[Figure record extracts]
----------------
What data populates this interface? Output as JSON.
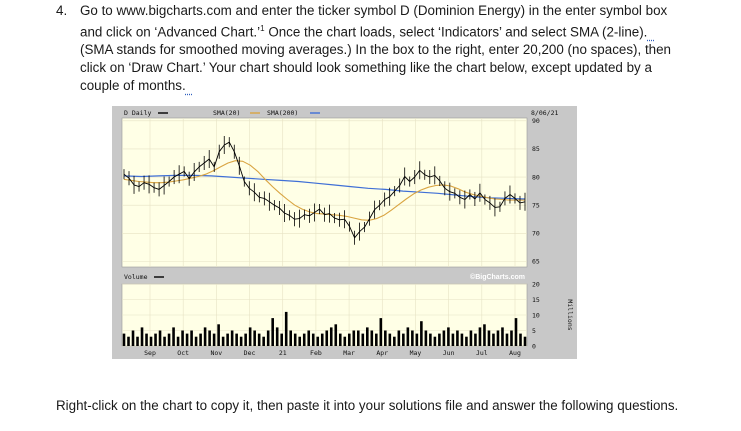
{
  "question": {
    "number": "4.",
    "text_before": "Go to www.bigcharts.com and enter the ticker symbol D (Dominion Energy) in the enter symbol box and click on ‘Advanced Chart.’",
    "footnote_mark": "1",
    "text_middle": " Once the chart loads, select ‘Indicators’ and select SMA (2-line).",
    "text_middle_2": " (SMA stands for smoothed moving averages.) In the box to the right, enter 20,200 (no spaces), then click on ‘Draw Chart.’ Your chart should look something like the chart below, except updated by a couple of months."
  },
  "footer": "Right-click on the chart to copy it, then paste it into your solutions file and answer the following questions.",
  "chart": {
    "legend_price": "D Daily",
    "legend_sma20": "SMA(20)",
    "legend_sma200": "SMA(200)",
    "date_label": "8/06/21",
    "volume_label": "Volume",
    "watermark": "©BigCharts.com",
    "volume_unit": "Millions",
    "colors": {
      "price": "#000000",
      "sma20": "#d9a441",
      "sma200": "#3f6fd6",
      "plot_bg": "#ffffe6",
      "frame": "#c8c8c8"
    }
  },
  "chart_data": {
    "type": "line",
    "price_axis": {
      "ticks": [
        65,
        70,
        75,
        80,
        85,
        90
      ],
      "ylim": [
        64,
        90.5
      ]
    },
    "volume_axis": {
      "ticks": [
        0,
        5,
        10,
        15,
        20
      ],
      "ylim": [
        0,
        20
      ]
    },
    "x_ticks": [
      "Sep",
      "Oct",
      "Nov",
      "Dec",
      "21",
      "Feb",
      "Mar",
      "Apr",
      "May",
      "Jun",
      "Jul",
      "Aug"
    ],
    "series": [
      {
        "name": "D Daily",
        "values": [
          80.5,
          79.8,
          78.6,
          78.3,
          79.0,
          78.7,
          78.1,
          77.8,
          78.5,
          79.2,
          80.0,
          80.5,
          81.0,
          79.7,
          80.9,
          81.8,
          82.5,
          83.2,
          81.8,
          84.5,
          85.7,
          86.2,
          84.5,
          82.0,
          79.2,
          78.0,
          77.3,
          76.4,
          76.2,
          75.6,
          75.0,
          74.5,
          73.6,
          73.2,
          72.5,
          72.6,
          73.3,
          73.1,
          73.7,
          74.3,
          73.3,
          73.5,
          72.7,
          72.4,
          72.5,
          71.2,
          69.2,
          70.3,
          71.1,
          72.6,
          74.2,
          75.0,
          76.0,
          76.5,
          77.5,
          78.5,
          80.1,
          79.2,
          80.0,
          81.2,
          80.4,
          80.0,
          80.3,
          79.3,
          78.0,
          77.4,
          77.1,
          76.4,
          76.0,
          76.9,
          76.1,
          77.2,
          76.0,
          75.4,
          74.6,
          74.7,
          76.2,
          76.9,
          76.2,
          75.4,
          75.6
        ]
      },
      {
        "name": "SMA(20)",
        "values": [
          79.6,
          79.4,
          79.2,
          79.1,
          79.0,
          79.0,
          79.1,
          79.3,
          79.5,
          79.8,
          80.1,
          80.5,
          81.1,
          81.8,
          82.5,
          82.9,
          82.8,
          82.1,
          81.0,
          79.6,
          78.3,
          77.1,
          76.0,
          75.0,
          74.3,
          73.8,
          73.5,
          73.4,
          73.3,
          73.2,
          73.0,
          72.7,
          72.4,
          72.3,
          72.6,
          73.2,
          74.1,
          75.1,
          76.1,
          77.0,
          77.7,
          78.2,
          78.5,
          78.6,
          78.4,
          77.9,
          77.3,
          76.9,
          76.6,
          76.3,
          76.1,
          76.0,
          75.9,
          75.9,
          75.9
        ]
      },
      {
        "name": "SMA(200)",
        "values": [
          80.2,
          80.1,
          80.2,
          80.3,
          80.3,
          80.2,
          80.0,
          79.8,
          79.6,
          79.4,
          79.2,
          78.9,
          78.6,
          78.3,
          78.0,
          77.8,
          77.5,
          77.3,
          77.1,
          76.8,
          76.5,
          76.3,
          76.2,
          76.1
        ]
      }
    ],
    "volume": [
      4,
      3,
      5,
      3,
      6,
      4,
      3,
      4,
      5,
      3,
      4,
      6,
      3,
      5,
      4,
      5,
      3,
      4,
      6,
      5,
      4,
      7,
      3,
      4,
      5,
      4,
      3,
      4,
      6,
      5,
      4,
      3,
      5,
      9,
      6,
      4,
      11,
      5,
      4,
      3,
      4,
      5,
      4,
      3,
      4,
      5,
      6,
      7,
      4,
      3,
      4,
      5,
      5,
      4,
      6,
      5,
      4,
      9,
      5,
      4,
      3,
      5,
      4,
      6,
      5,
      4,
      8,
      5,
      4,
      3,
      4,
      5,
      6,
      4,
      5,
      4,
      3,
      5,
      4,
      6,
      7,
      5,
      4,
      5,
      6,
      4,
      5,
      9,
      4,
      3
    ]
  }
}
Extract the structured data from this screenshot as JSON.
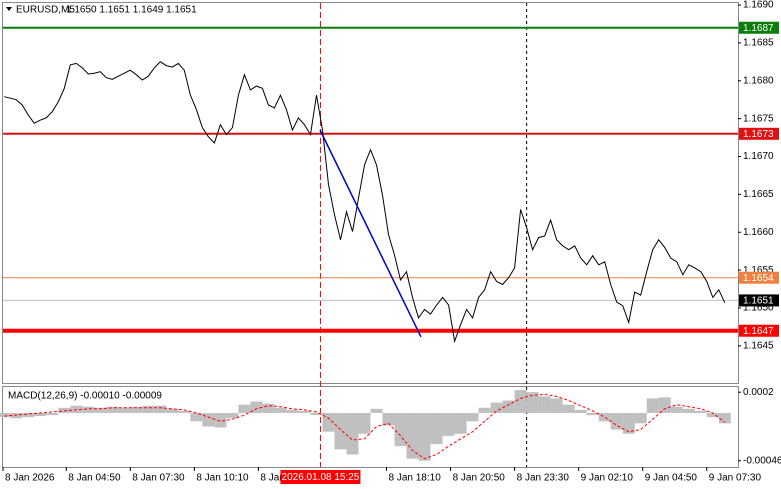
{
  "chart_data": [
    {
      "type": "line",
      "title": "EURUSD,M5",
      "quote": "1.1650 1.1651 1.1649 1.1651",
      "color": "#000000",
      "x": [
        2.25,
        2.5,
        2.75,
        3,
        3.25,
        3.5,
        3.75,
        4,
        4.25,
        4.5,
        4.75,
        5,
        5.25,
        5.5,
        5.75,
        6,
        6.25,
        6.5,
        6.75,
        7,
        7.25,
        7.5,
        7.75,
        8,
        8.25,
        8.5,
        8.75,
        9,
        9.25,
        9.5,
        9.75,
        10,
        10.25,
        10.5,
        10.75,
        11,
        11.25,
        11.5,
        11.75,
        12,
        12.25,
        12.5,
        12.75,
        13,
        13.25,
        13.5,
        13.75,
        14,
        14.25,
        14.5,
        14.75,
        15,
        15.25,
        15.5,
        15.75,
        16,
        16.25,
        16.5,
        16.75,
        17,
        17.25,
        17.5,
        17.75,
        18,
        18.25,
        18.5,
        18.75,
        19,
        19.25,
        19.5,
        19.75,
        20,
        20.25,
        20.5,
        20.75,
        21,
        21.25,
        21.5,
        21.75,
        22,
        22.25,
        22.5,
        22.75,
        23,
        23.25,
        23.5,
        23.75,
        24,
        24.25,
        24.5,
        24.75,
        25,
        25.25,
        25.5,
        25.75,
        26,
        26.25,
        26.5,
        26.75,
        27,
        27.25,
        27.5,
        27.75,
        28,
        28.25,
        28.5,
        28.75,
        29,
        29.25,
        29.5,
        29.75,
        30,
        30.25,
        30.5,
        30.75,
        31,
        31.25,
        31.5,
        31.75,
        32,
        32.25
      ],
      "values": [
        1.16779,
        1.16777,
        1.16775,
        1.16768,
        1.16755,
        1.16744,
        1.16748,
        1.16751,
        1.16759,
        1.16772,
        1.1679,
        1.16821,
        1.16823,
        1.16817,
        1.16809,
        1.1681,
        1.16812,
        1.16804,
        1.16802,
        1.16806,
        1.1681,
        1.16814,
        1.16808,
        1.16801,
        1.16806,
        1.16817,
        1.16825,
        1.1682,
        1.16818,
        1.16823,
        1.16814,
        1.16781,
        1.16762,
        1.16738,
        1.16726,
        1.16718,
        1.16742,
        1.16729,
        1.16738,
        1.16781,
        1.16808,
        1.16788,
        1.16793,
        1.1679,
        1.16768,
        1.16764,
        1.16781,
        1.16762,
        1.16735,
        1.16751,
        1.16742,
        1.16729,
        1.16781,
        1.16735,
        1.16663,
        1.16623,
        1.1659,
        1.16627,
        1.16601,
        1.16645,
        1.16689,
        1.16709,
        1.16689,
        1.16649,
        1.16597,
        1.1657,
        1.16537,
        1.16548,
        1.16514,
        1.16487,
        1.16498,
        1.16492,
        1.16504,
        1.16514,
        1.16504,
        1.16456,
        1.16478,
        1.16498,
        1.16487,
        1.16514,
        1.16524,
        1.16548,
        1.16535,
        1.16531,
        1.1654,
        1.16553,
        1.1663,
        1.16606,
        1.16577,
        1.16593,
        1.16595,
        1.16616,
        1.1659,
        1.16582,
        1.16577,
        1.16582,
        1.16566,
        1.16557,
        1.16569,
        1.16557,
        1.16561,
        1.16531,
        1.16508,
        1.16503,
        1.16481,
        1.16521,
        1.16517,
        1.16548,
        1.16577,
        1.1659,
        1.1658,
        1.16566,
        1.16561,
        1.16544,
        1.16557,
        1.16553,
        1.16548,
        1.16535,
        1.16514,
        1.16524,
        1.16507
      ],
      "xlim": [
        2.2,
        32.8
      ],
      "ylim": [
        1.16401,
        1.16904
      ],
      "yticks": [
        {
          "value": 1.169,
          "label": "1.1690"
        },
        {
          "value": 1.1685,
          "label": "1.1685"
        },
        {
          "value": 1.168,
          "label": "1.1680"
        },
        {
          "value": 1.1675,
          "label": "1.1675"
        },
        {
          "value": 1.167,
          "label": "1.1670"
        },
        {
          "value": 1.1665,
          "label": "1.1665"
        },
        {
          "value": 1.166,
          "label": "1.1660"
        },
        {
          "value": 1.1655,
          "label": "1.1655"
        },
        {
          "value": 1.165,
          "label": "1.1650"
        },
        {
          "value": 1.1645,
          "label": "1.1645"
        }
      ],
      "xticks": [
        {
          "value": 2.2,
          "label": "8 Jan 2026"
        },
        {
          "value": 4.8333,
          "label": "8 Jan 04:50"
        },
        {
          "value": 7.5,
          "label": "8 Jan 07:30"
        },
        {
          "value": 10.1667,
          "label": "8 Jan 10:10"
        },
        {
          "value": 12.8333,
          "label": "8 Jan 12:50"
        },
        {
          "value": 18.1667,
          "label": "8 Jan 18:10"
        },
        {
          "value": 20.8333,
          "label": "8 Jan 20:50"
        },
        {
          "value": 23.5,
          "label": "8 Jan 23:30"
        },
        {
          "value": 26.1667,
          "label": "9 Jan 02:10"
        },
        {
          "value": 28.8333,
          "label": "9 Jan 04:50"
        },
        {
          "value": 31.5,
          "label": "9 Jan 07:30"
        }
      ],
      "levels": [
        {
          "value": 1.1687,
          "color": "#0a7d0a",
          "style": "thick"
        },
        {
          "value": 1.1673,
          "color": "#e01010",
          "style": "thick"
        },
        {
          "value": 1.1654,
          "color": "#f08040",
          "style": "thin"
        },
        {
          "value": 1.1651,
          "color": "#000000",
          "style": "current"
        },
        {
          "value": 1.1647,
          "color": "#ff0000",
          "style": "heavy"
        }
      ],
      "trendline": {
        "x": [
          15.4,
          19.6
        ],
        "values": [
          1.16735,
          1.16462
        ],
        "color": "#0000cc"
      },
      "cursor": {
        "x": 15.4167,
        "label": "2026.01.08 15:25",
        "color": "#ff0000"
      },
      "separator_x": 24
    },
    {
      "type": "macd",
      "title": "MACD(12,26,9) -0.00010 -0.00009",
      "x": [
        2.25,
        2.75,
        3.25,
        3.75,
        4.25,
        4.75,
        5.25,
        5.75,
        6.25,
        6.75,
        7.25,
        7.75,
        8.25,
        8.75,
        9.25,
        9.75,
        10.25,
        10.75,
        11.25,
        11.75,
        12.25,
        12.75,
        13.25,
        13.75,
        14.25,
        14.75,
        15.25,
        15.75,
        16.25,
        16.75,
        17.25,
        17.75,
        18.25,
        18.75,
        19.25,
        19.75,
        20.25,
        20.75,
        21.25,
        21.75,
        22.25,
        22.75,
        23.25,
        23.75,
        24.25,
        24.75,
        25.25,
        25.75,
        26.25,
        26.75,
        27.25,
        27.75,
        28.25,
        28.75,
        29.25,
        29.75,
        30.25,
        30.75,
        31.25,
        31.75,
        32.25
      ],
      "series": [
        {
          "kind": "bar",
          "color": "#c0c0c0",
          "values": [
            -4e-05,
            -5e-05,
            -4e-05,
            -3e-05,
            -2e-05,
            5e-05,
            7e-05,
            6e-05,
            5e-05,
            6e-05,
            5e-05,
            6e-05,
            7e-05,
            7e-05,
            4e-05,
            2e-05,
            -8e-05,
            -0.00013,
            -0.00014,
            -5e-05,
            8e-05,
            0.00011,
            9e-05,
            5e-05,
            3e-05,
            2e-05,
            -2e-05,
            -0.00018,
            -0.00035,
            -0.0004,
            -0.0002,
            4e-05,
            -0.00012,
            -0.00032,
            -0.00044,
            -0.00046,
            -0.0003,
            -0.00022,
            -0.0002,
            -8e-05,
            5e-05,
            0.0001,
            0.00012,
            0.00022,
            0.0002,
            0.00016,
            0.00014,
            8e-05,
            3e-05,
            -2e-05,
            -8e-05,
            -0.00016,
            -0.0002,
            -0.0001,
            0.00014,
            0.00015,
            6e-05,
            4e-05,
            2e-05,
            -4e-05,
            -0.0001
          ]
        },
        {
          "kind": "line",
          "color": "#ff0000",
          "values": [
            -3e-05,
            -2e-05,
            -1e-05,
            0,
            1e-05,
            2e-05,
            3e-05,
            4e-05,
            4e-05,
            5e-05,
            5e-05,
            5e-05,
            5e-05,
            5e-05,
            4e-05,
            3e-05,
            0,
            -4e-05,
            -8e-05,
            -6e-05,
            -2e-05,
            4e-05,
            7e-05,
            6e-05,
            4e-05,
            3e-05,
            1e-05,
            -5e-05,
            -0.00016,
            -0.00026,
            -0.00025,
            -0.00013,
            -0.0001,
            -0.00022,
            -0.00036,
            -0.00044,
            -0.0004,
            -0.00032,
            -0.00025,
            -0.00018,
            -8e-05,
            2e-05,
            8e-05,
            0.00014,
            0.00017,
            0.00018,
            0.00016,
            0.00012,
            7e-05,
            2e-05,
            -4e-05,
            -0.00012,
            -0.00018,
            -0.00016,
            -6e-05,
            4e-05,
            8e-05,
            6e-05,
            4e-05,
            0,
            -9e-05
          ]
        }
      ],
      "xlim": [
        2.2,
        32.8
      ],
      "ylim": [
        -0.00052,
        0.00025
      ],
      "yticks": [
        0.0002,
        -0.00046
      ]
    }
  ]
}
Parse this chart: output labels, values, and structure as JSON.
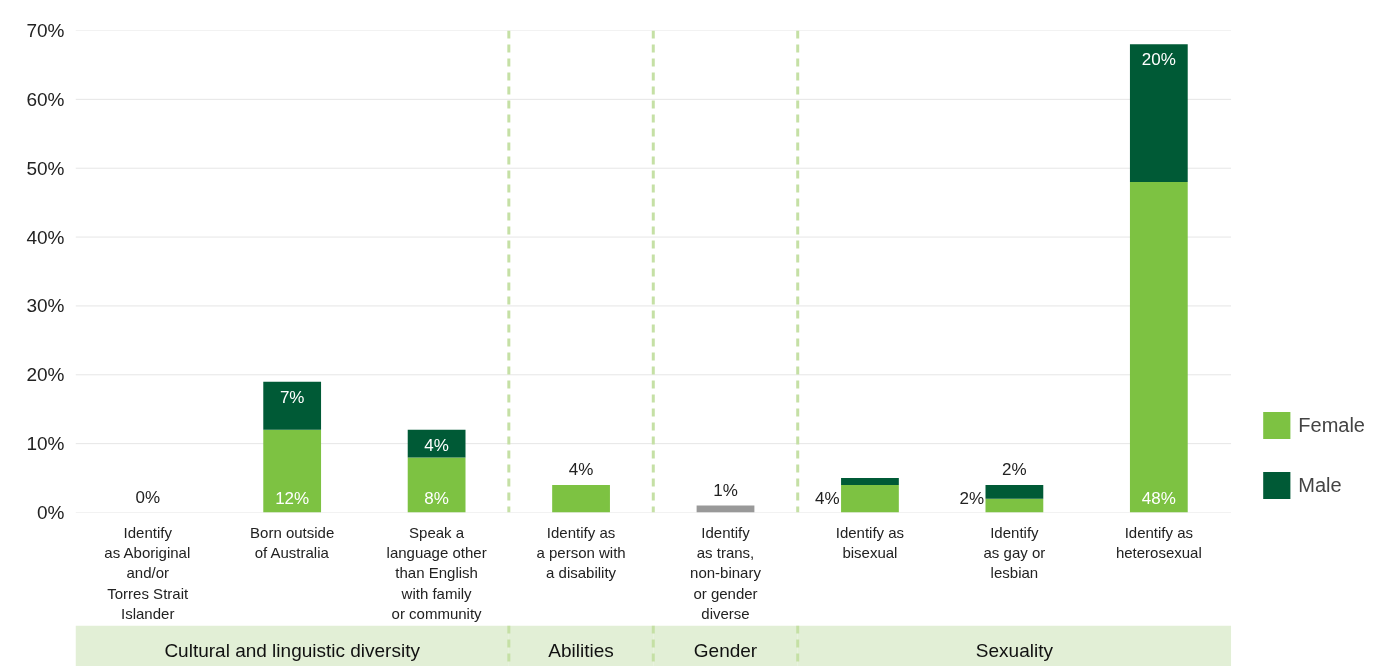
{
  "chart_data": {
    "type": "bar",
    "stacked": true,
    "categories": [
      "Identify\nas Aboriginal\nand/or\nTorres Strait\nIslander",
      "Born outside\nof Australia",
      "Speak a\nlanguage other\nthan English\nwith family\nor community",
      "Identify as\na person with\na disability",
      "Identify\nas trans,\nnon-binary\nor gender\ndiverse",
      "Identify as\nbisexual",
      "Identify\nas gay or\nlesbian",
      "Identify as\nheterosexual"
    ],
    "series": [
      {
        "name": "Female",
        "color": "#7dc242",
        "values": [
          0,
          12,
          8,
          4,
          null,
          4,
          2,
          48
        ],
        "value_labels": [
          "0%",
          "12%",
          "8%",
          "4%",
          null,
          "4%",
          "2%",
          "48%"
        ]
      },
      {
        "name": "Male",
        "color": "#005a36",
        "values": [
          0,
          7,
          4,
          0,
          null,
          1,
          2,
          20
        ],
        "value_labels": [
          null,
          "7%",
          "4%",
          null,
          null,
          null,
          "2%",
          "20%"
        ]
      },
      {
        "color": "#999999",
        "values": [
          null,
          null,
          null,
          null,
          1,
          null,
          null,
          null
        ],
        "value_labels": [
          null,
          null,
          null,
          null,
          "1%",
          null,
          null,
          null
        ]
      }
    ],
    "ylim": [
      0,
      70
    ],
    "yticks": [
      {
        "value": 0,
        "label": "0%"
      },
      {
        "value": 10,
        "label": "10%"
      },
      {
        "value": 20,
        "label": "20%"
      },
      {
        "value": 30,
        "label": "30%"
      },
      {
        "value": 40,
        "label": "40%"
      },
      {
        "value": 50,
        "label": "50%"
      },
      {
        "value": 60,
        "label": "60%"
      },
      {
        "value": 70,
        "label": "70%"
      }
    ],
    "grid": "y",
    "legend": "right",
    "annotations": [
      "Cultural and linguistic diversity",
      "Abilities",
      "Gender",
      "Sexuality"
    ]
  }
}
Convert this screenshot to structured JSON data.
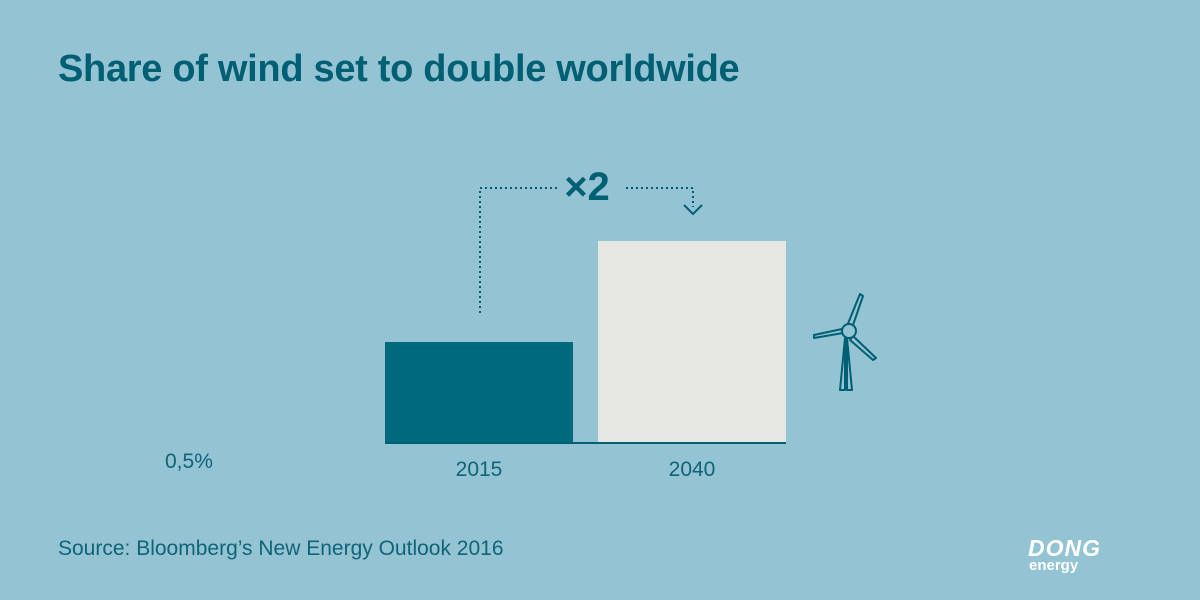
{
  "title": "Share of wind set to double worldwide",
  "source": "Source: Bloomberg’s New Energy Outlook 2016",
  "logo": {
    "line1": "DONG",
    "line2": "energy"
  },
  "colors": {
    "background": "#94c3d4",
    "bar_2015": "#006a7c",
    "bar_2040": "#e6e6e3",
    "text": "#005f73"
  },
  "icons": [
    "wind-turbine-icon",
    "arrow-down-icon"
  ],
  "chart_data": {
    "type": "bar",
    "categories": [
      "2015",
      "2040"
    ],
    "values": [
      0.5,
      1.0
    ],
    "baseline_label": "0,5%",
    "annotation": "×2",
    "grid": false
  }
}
----------------
- The task -
Work through the data and report how many of its lines hold the word "structured", giving only the figure.

- Exercise answer -
2